→ **WHAT IS BEING ASKED**
Examine the records and identify each line that includes the string "style". Copy those lines.

┏━━

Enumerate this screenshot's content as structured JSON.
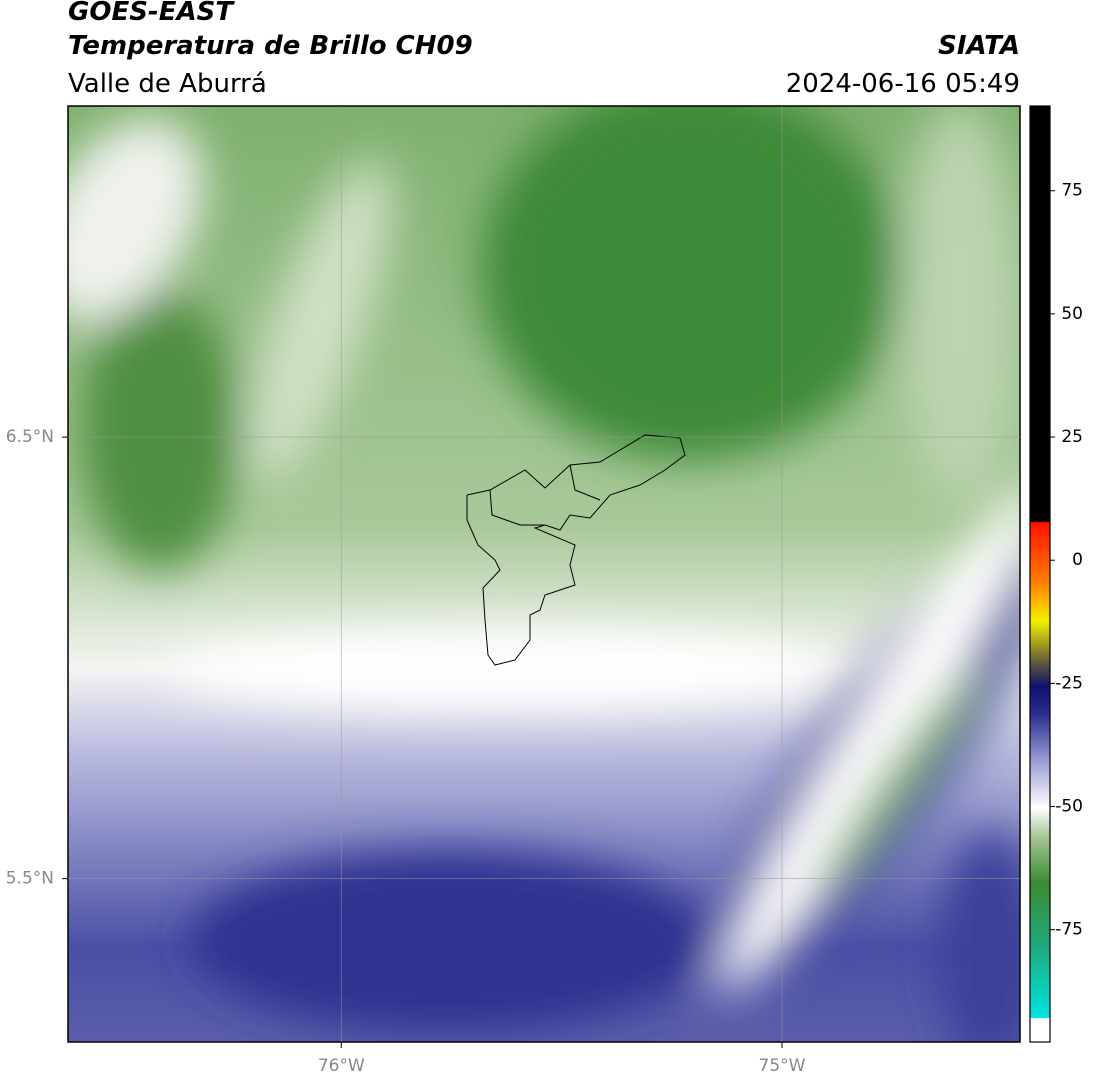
{
  "header": {
    "title": "GOES-EAST",
    "subtitle": "Temperatura de Brillo CH09",
    "region": "Valle de Aburrá",
    "agency": "SIATA",
    "datetime": "2024-06-16 05:49"
  },
  "map": {
    "xlim": [
      -76.62,
      -74.46
    ],
    "ylim": [
      5.13,
      7.25
    ],
    "lat_ticks": [
      {
        "value": 6.5,
        "label": "6.5°N"
      },
      {
        "value": 5.5,
        "label": "5.5°N"
      }
    ],
    "lon_ticks": [
      {
        "value": -76,
        "label": "76°W"
      },
      {
        "value": -75,
        "label": "75°W"
      }
    ]
  },
  "colorbar": {
    "lim": [
      -97.8,
      92.2
    ],
    "ticks": [
      75,
      50,
      25,
      0,
      -25,
      -50,
      -75
    ]
  }
}
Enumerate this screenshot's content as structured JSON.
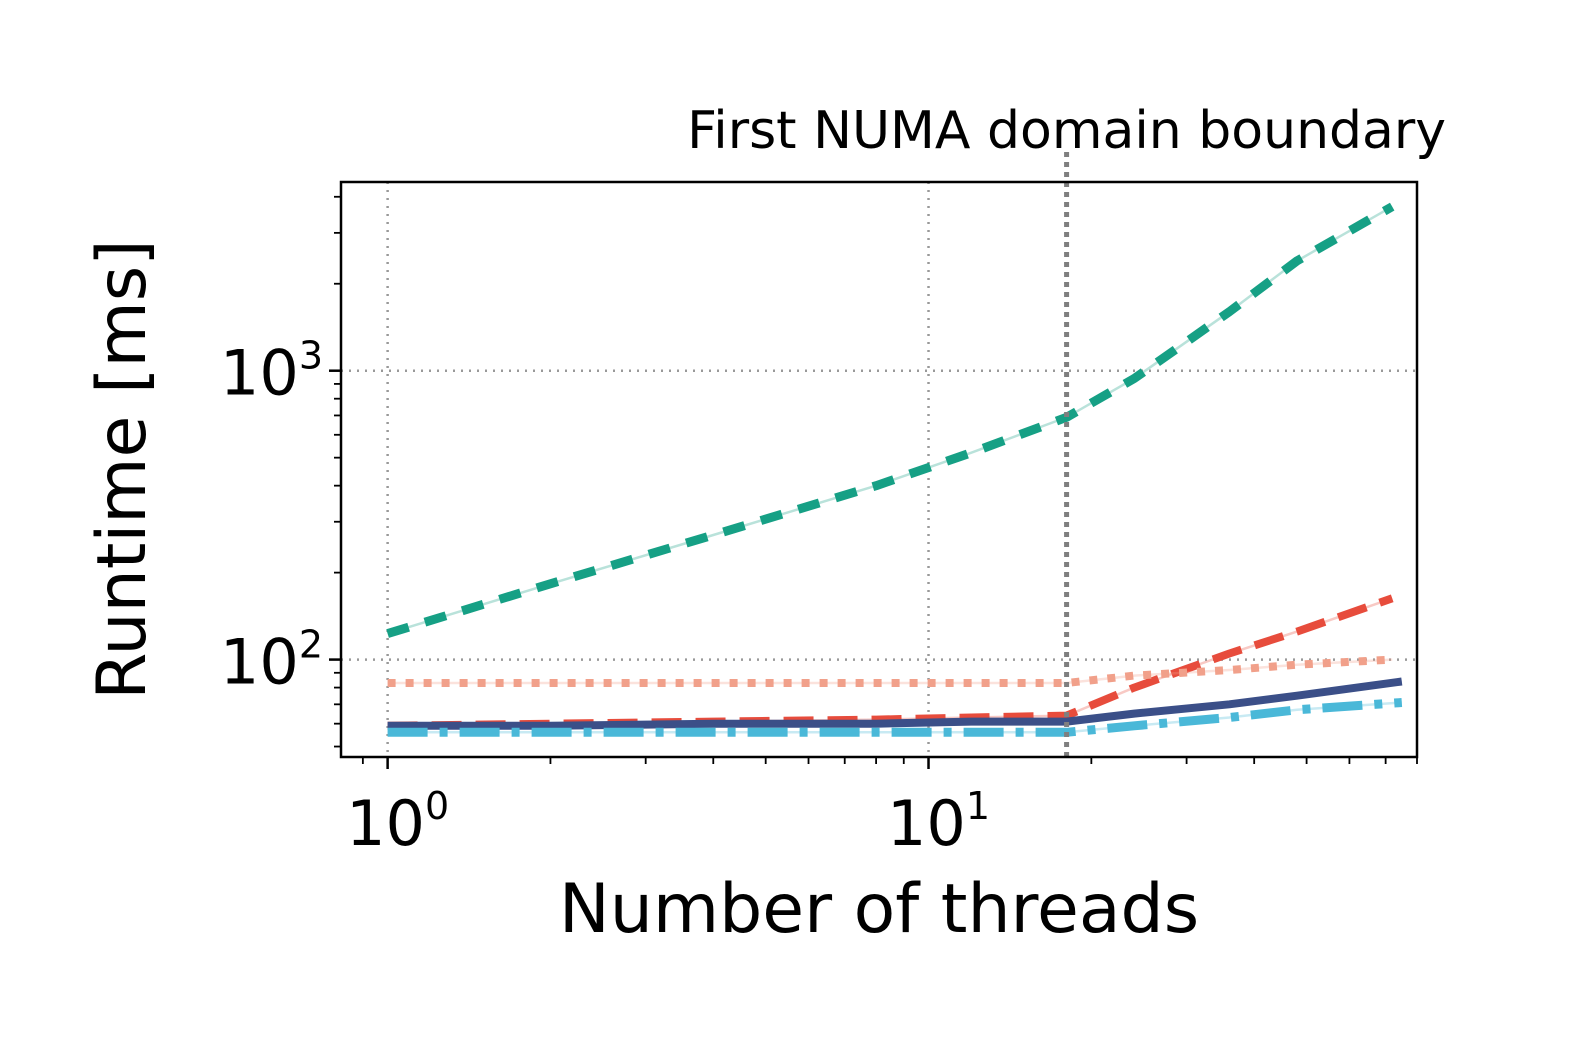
{
  "chart_data": {
    "type": "line",
    "title": "",
    "xlabel": "Number of threads",
    "ylabel": "Runtime [ms]",
    "x_scale": "log",
    "y_scale": "log",
    "xlim": [
      0.82,
      80
    ],
    "ylim": [
      46,
      4500
    ],
    "grid": true,
    "x_ticks": [
      {
        "base": "10",
        "exp": "0",
        "value": 1
      },
      {
        "base": "10",
        "exp": "1",
        "value": 10
      }
    ],
    "y_ticks": [
      {
        "base": "10",
        "exp": "2",
        "value": 100
      },
      {
        "base": "10",
        "exp": "3",
        "value": 1000
      }
    ],
    "annotation": {
      "text": "First NUMA domain boundary",
      "x": 18
    },
    "series": [
      {
        "color": "#16a085",
        "style": "dashed-thick",
        "x": [
          1,
          2,
          4,
          8,
          12,
          18,
          24,
          36,
          48,
          72
        ],
        "y": [
          123,
          183,
          270,
          400,
          520,
          690,
          940,
          1600,
          2400,
          3700
        ]
      },
      {
        "color": "#e74c3c",
        "style": "dashed",
        "x": [
          1,
          2,
          4,
          8,
          12,
          18,
          24,
          36,
          48,
          72
        ],
        "y": [
          59,
          60,
          61,
          62,
          63,
          64,
          80,
          105,
          125,
          163
        ]
      },
      {
        "color": "#f1a08a",
        "style": "dotted",
        "x": [
          1,
          2,
          4,
          8,
          12,
          18,
          24,
          36,
          48,
          72
        ],
        "y": [
          83,
          83,
          83,
          83,
          83,
          83,
          88,
          92,
          96,
          100
        ]
      },
      {
        "color": "#3b4f88",
        "style": "solid",
        "x": [
          1,
          2,
          4,
          8,
          12,
          18,
          24,
          36,
          48,
          75
        ],
        "y": [
          59,
          59,
          60,
          60,
          61,
          61,
          65,
          70,
          75,
          84
        ]
      },
      {
        "color": "#4ab8d8",
        "style": "dashdot",
        "x": [
          1,
          2,
          4,
          8,
          12,
          18,
          24,
          36,
          48,
          75
        ],
        "y": [
          56,
          56,
          56,
          56,
          56,
          56,
          59,
          63,
          67,
          71
        ]
      }
    ]
  }
}
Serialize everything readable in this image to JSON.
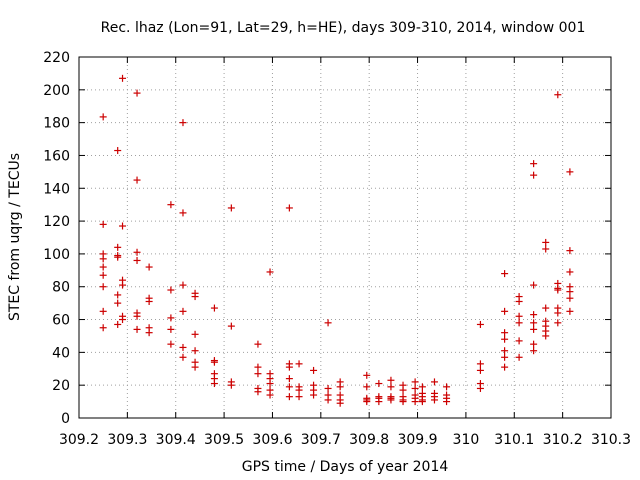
{
  "chart_data": {
    "type": "scatter",
    "title": "Rec. lhaz (Lon=91, Lat=29, h=HE), days 309-310, 2014, window 001",
    "xlabel": "GPS time / Days of year 2014",
    "ylabel": "STEC from uqrg / TECUs",
    "xlim": [
      309.2,
      310.3
    ],
    "ylim": [
      0,
      220
    ],
    "xticks": [
      309.2,
      309.3,
      309.4,
      309.5,
      309.6,
      309.7,
      309.8,
      309.9,
      310.0,
      310.1,
      310.2,
      310.3
    ],
    "xtick_labels": [
      "309.2",
      "309.3",
      "309.4",
      "309.5",
      "309.6",
      "309.7",
      "309.8",
      "309.9",
      "310",
      "310.1",
      "310.2",
      "310.3"
    ],
    "yticks": [
      0,
      20,
      40,
      60,
      80,
      100,
      120,
      140,
      160,
      180,
      200,
      220
    ],
    "ytick_labels": [
      "0",
      "20",
      "40",
      "60",
      "80",
      "100",
      "120",
      "140",
      "160",
      "180",
      "200",
      "220"
    ],
    "grid": true,
    "marker_color": "#cc0000",
    "points": [
      [
        309.25,
        183.5
      ],
      [
        309.25,
        118
      ],
      [
        309.25,
        100
      ],
      [
        309.25,
        97
      ],
      [
        309.25,
        92
      ],
      [
        309.25,
        87
      ],
      [
        309.25,
        80
      ],
      [
        309.25,
        65
      ],
      [
        309.25,
        55
      ],
      [
        309.28,
        163
      ],
      [
        309.28,
        104
      ],
      [
        309.28,
        99
      ],
      [
        309.28,
        98
      ],
      [
        309.28,
        75
      ],
      [
        309.28,
        70
      ],
      [
        309.28,
        57
      ],
      [
        309.29,
        207
      ],
      [
        309.29,
        117
      ],
      [
        309.29,
        84
      ],
      [
        309.29,
        81
      ],
      [
        309.29,
        62
      ],
      [
        309.29,
        60
      ],
      [
        309.32,
        198
      ],
      [
        309.32,
        145
      ],
      [
        309.32,
        101
      ],
      [
        309.32,
        96
      ],
      [
        309.32,
        64
      ],
      [
        309.32,
        62
      ],
      [
        309.32,
        54
      ],
      [
        309.345,
        92
      ],
      [
        309.345,
        73
      ],
      [
        309.345,
        71
      ],
      [
        309.345,
        55
      ],
      [
        309.345,
        52
      ],
      [
        309.39,
        130
      ],
      [
        309.39,
        78
      ],
      [
        309.39,
        61
      ],
      [
        309.39,
        54
      ],
      [
        309.39,
        45
      ],
      [
        309.415,
        180
      ],
      [
        309.415,
        125
      ],
      [
        309.415,
        81
      ],
      [
        309.415,
        65
      ],
      [
        309.415,
        43
      ],
      [
        309.415,
        37
      ],
      [
        309.44,
        76
      ],
      [
        309.44,
        74
      ],
      [
        309.44,
        51
      ],
      [
        309.44,
        41
      ],
      [
        309.44,
        34
      ],
      [
        309.44,
        31
      ],
      [
        309.48,
        67
      ],
      [
        309.48,
        35
      ],
      [
        309.48,
        34
      ],
      [
        309.48,
        27
      ],
      [
        309.48,
        24
      ],
      [
        309.48,
        21
      ],
      [
        309.515,
        128
      ],
      [
        309.515,
        56
      ],
      [
        309.515,
        22
      ],
      [
        309.515,
        20
      ],
      [
        309.57,
        45
      ],
      [
        309.57,
        31
      ],
      [
        309.57,
        27
      ],
      [
        309.57,
        18
      ],
      [
        309.57,
        16
      ],
      [
        309.595,
        89
      ],
      [
        309.595,
        27
      ],
      [
        309.595,
        24
      ],
      [
        309.595,
        21
      ],
      [
        309.595,
        17
      ],
      [
        309.595,
        14
      ],
      [
        309.635,
        128
      ],
      [
        309.635,
        33
      ],
      [
        309.635,
        31
      ],
      [
        309.635,
        24
      ],
      [
        309.635,
        19
      ],
      [
        309.635,
        13
      ],
      [
        309.655,
        33
      ],
      [
        309.655,
        19
      ],
      [
        309.655,
        17
      ],
      [
        309.655,
        13
      ],
      [
        309.685,
        29
      ],
      [
        309.685,
        20
      ],
      [
        309.685,
        17
      ],
      [
        309.685,
        14
      ],
      [
        309.715,
        58
      ],
      [
        309.715,
        18
      ],
      [
        309.715,
        14
      ],
      [
        309.715,
        11
      ],
      [
        309.74,
        22
      ],
      [
        309.74,
        19
      ],
      [
        309.74,
        14
      ],
      [
        309.74,
        11
      ],
      [
        309.74,
        9
      ],
      [
        309.795,
        26
      ],
      [
        309.795,
        19
      ],
      [
        309.795,
        12
      ],
      [
        309.795,
        11
      ],
      [
        309.795,
        10
      ],
      [
        309.82,
        21
      ],
      [
        309.82,
        13
      ],
      [
        309.82,
        12
      ],
      [
        309.82,
        10
      ],
      [
        309.845,
        23
      ],
      [
        309.845,
        19
      ],
      [
        309.845,
        13
      ],
      [
        309.845,
        12
      ],
      [
        309.845,
        11
      ],
      [
        309.87,
        20
      ],
      [
        309.87,
        17
      ],
      [
        309.87,
        13
      ],
      [
        309.87,
        11
      ],
      [
        309.87,
        10
      ],
      [
        309.895,
        22
      ],
      [
        309.895,
        18
      ],
      [
        309.895,
        14
      ],
      [
        309.895,
        12
      ],
      [
        309.895,
        10
      ],
      [
        309.91,
        19
      ],
      [
        309.91,
        15
      ],
      [
        309.91,
        13
      ],
      [
        309.91,
        11
      ],
      [
        309.91,
        10
      ],
      [
        309.935,
        22
      ],
      [
        309.935,
        15
      ],
      [
        309.935,
        13
      ],
      [
        309.935,
        11
      ],
      [
        309.96,
        19
      ],
      [
        309.96,
        14
      ],
      [
        309.96,
        12
      ],
      [
        309.96,
        10
      ],
      [
        310.03,
        57
      ],
      [
        310.03,
        33
      ],
      [
        310.03,
        29
      ],
      [
        310.03,
        21
      ],
      [
        310.03,
        18
      ],
      [
        310.08,
        88
      ],
      [
        310.08,
        65
      ],
      [
        310.08,
        52
      ],
      [
        310.08,
        48
      ],
      [
        310.08,
        41
      ],
      [
        310.08,
        37
      ],
      [
        310.08,
        31
      ],
      [
        310.11,
        74
      ],
      [
        310.11,
        71
      ],
      [
        310.11,
        62
      ],
      [
        310.11,
        58
      ],
      [
        310.11,
        47
      ],
      [
        310.11,
        37
      ],
      [
        310.14,
        155
      ],
      [
        310.14,
        148
      ],
      [
        310.14,
        81
      ],
      [
        310.14,
        63
      ],
      [
        310.14,
        58
      ],
      [
        310.14,
        54
      ],
      [
        310.14,
        45
      ],
      [
        310.14,
        41
      ],
      [
        310.165,
        107
      ],
      [
        310.165,
        103
      ],
      [
        310.165,
        67
      ],
      [
        310.165,
        59
      ],
      [
        310.165,
        56
      ],
      [
        310.165,
        53
      ],
      [
        310.165,
        50
      ],
      [
        310.19,
        197
      ],
      [
        310.19,
        82
      ],
      [
        310.19,
        79
      ],
      [
        310.19,
        78
      ],
      [
        310.19,
        67
      ],
      [
        310.19,
        64
      ],
      [
        310.19,
        58
      ],
      [
        310.215,
        150
      ],
      [
        310.215,
        102
      ],
      [
        310.215,
        89
      ],
      [
        310.215,
        80
      ],
      [
        310.215,
        77
      ],
      [
        310.215,
        73
      ],
      [
        310.215,
        65
      ]
    ]
  }
}
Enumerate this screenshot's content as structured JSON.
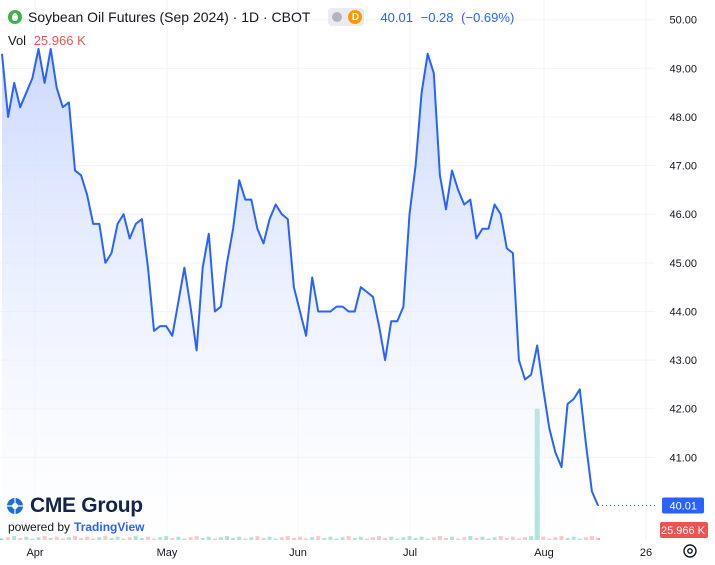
{
  "header": {
    "title": "Soybean Oil Futures (Sep 2024) · 1D · CBOT",
    "interval_badge": "D",
    "last": "40.01",
    "change": "−0.28",
    "change_pct": "(−0.69%)"
  },
  "volume": {
    "label": "Vol",
    "value": "25.966 K"
  },
  "branding": {
    "logo_text": "CME Group",
    "powered_by": "powered by",
    "provider": "TradingView"
  },
  "colors": {
    "line": "#2962ff",
    "area_top": "#c9d7ff",
    "area_bottom": "#ffffff",
    "last_price_label": "#2962ff",
    "volume_label": "#ef5350",
    "volume_up": "#7ecfc8",
    "volume_down": "#f5a3a3"
  },
  "chart_data": {
    "type": "area",
    "y_ticks": [
      "50.00",
      "49.00",
      "48.00",
      "47.00",
      "46.00",
      "45.00",
      "44.00",
      "43.00",
      "42.00",
      "41.00"
    ],
    "ylim": [
      39.3,
      50.2
    ],
    "x_ticks": [
      "Apr",
      "May",
      "Jun",
      "Jul",
      "Aug",
      "26"
    ],
    "last_value_label": "40.01",
    "volume_value_label": "25.966 K",
    "grid": true,
    "series": [
      {
        "values": [
          49.3,
          48.0,
          48.7,
          48.2,
          48.5,
          48.8,
          49.4,
          48.7,
          49.4,
          48.6,
          48.2,
          48.3,
          46.9,
          46.8,
          46.4,
          45.8,
          45.8,
          45.0,
          45.2,
          45.8,
          46.0,
          45.5,
          45.8,
          45.9,
          44.9,
          43.6,
          43.7,
          43.7,
          43.5,
          44.2,
          44.9,
          44.1,
          43.2,
          44.9,
          45.6,
          44.0,
          44.1,
          45.0,
          45.7,
          46.7,
          46.3,
          46.3,
          45.7,
          45.4,
          45.9,
          46.2,
          46.0,
          45.9,
          44.5,
          44.0,
          43.5,
          44.7,
          44.0,
          44.0,
          44.0,
          44.1,
          44.1,
          44.0,
          44.0,
          44.5,
          44.4,
          44.3,
          43.7,
          43.0,
          43.8,
          43.8,
          44.1,
          46.0,
          47.0,
          48.5,
          49.3,
          48.9,
          46.8,
          46.1,
          46.9,
          46.5,
          46.2,
          46.3,
          45.5,
          45.7,
          45.7,
          46.2,
          46.0,
          45.3,
          45.2,
          43.0,
          42.6,
          42.7,
          43.3,
          42.4,
          41.6,
          41.1,
          40.8,
          42.1,
          42.2,
          42.4,
          41.3,
          40.3,
          40.01
        ],
        "volume_spike_index": 88,
        "volume_spike_value": 42.0
      }
    ]
  }
}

┗━━

→ **RESULT OF THIS TASK**
        "style": "dashed-thick",
        "style": "dashed",
        "style": "dotted",
        "style": "solid",
        "style": "dashdot",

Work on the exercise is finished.